Stated problem :: Take every line where the string "RIGHT" appears and copy it.

....

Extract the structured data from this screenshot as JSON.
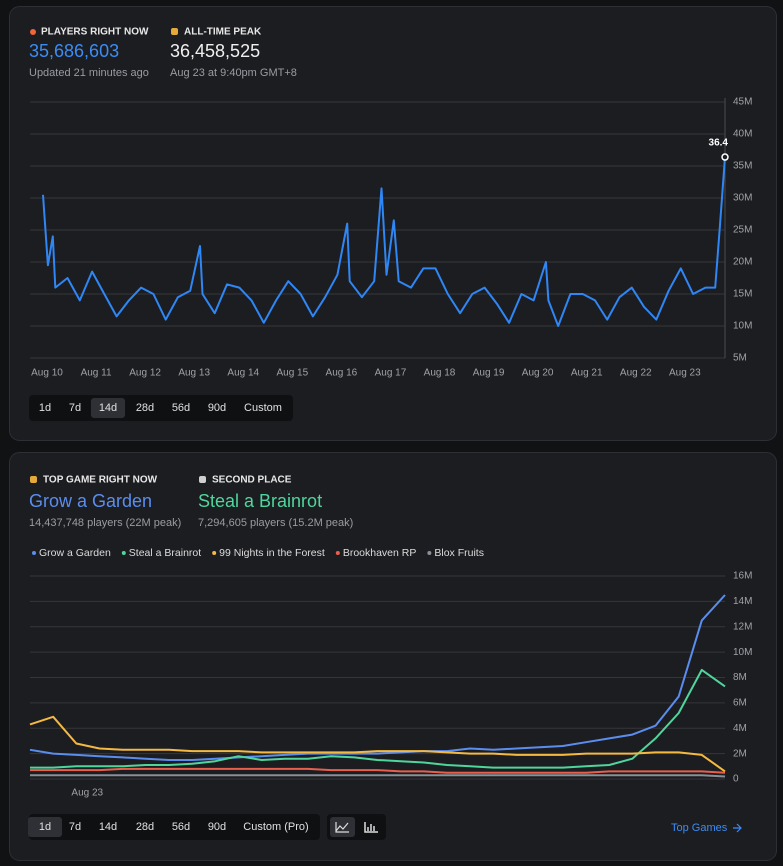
{
  "panel1": {
    "players_label": "PLAYERS RIGHT NOW",
    "players": "35,686,603",
    "updated": "Updated 21 minutes ago",
    "peak_label": "ALL-TIME PEAK",
    "peak": "36,458,525",
    "peak_time": "Aug 23 at 9:40pm GMT+8",
    "ranges": [
      "1d",
      "7d",
      "14d",
      "28d",
      "56d",
      "90d",
      "Custom"
    ],
    "selected_range": "14d"
  },
  "panel2": {
    "top_label": "TOP GAME RIGHT NOW",
    "top_game": "Grow a Garden",
    "top_stats": "14,437,748 players (22M peak)",
    "second_label": "SECOND PLACE",
    "second_game": "Steal a Brainrot",
    "second_stats": "7,294,605 players (15.2M peak)",
    "ranges": [
      "1d",
      "7d",
      "14d",
      "28d",
      "56d",
      "90d",
      "Custom (Pro)"
    ],
    "selected_range": "1d",
    "link": "Top Games"
  },
  "chart_data": [
    {
      "type": "line",
      "color": "#2f86f5",
      "annotation": "36.4",
      "x": [
        0,
        0.1,
        0.2,
        0.25,
        0.5,
        0.75,
        1,
        1.25,
        1.5,
        1.75,
        2,
        2.25,
        2.5,
        2.75,
        3,
        3.2,
        3.25,
        3.5,
        3.75,
        4,
        4.25,
        4.5,
        4.75,
        5,
        5.25,
        5.5,
        5.75,
        6,
        6.2,
        6.25,
        6.5,
        6.75,
        6.9,
        7,
        7.15,
        7.25,
        7.5,
        7.75,
        8,
        8.25,
        8.5,
        8.75,
        9,
        9.25,
        9.5,
        9.75,
        10,
        10.25,
        10.3,
        10.5,
        10.75,
        11,
        11.25,
        11.5,
        11.75,
        12,
        12.25,
        12.5,
        12.75,
        13,
        13.25,
        13.5,
        13.7,
        13.8,
        13.9
      ],
      "values": [
        30.5,
        19.5,
        24,
        16,
        17.5,
        14,
        18.5,
        15,
        11.5,
        14,
        16,
        15,
        11,
        14.5,
        15.5,
        22.5,
        15,
        12,
        16.5,
        16,
        14,
        10.5,
        14,
        17,
        15,
        11.5,
        14.5,
        18,
        26,
        17,
        14.5,
        17,
        31.5,
        18,
        26.5,
        17,
        16,
        19,
        19,
        15,
        12,
        15,
        16,
        13.5,
        10.5,
        15,
        14,
        20,
        14,
        10,
        15,
        15,
        14,
        11,
        14.5,
        16,
        13,
        11,
        15.5,
        19,
        15,
        16,
        16,
        26,
        36.4
      ],
      "xlim": [
        0,
        13.9
      ],
      "xticks": [
        {
          "value": 0,
          "label": "Aug 10"
        },
        {
          "value": 1,
          "label": "Aug 11"
        },
        {
          "value": 2,
          "label": "Aug 12"
        },
        {
          "value": 3,
          "label": "Aug 13"
        },
        {
          "value": 4,
          "label": "Aug 14"
        },
        {
          "value": 5,
          "label": "Aug 15"
        },
        {
          "value": 6,
          "label": "Aug 16"
        },
        {
          "value": 7,
          "label": "Aug 17"
        },
        {
          "value": 8,
          "label": "Aug 18"
        },
        {
          "value": 9,
          "label": "Aug 19"
        },
        {
          "value": 10,
          "label": "Aug 20"
        },
        {
          "value": 11,
          "label": "Aug 21"
        },
        {
          "value": 12,
          "label": "Aug 22"
        },
        {
          "value": 13,
          "label": "Aug 23"
        }
      ],
      "ylim": [
        5,
        45
      ],
      "yticks": [
        {
          "value": 5,
          "label": "5M"
        },
        {
          "value": 10,
          "label": "10M"
        },
        {
          "value": 15,
          "label": "15M"
        },
        {
          "value": 20,
          "label": "20M"
        },
        {
          "value": 25,
          "label": "25M"
        },
        {
          "value": 30,
          "label": "30M"
        },
        {
          "value": 35,
          "label": "35M"
        },
        {
          "value": 40,
          "label": "40M"
        },
        {
          "value": 45,
          "label": "45M"
        }
      ],
      "grid": true
    },
    {
      "type": "line",
      "legend": "top-left",
      "x": [
        0,
        1,
        2,
        3,
        4,
        5,
        6,
        7,
        8,
        9,
        10,
        11,
        12,
        13,
        14,
        15,
        16,
        17,
        18,
        19,
        20,
        21,
        22,
        23,
        24,
        25,
        26,
        27,
        28,
        29,
        30
      ],
      "series": [
        {
          "name": "Grow a Garden",
          "color": "#5b8def",
          "values": [
            2.3,
            2.0,
            1.9,
            1.8,
            1.7,
            1.6,
            1.5,
            1.5,
            1.6,
            1.7,
            1.8,
            1.9,
            2.0,
            2.0,
            2.0,
            2.0,
            2.1,
            2.2,
            2.2,
            2.4,
            2.3,
            2.4,
            2.5,
            2.6,
            2.9,
            3.2,
            3.5,
            4.2,
            6.5,
            12.5,
            14.5
          ]
        },
        {
          "name": "Steal a Brainrot",
          "color": "#4fd69c",
          "values": [
            0.9,
            0.9,
            1.0,
            1.0,
            1.0,
            1.1,
            1.1,
            1.2,
            1.4,
            1.8,
            1.5,
            1.6,
            1.6,
            1.8,
            1.7,
            1.5,
            1.4,
            1.3,
            1.1,
            1.0,
            0.9,
            0.9,
            0.9,
            0.9,
            1.0,
            1.1,
            1.6,
            3.2,
            5.2,
            8.6,
            7.3
          ]
        },
        {
          "name": "99 Nights in the Forest",
          "color": "#f5b942",
          "values": [
            4.3,
            4.9,
            2.8,
            2.4,
            2.3,
            2.3,
            2.3,
            2.2,
            2.2,
            2.2,
            2.1,
            2.1,
            2.1,
            2.1,
            2.1,
            2.2,
            2.2,
            2.2,
            2.1,
            2.0,
            2.0,
            1.9,
            1.9,
            1.9,
            2.0,
            2.0,
            2.0,
            2.1,
            2.1,
            1.9,
            0.6
          ]
        },
        {
          "name": "Brookhaven RP",
          "color": "#e8604c",
          "values": [
            0.7,
            0.7,
            0.7,
            0.7,
            0.8,
            0.8,
            0.8,
            0.8,
            0.8,
            0.8,
            0.8,
            0.8,
            0.8,
            0.7,
            0.7,
            0.7,
            0.6,
            0.6,
            0.5,
            0.5,
            0.5,
            0.5,
            0.5,
            0.5,
            0.5,
            0.6,
            0.6,
            0.6,
            0.6,
            0.6,
            0.5
          ]
        },
        {
          "name": "Blox Fruits",
          "color": "#8a8f98",
          "values": [
            0.3,
            0.3,
            0.3,
            0.3,
            0.3,
            0.3,
            0.3,
            0.3,
            0.3,
            0.3,
            0.3,
            0.3,
            0.3,
            0.3,
            0.3,
            0.3,
            0.3,
            0.3,
            0.3,
            0.3,
            0.3,
            0.3,
            0.3,
            0.3,
            0.3,
            0.3,
            0.3,
            0.3,
            0.3,
            0.3,
            0.2
          ]
        }
      ],
      "xlim": [
        0,
        30
      ],
      "xticks": [
        {
          "value": 2.3,
          "label": "Aug 23"
        }
      ],
      "ylim": [
        0,
        16
      ],
      "yticks": [
        0,
        {
          "value": 2,
          "label": "2M"
        },
        {
          "value": 4,
          "label": "4M"
        },
        {
          "value": 6,
          "label": "6M"
        },
        {
          "value": 8,
          "label": "8M"
        },
        {
          "value": 10,
          "label": "10M"
        },
        {
          "value": 12,
          "label": "12M"
        },
        {
          "value": 14,
          "label": "14M"
        },
        {
          "value": 16,
          "label": "16M"
        }
      ],
      "grid": true
    }
  ]
}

....

Expected answer ::
    "players_label": "PLAYERS RIGHT NOW",
    "top_label": "TOP GAME RIGHT NOW",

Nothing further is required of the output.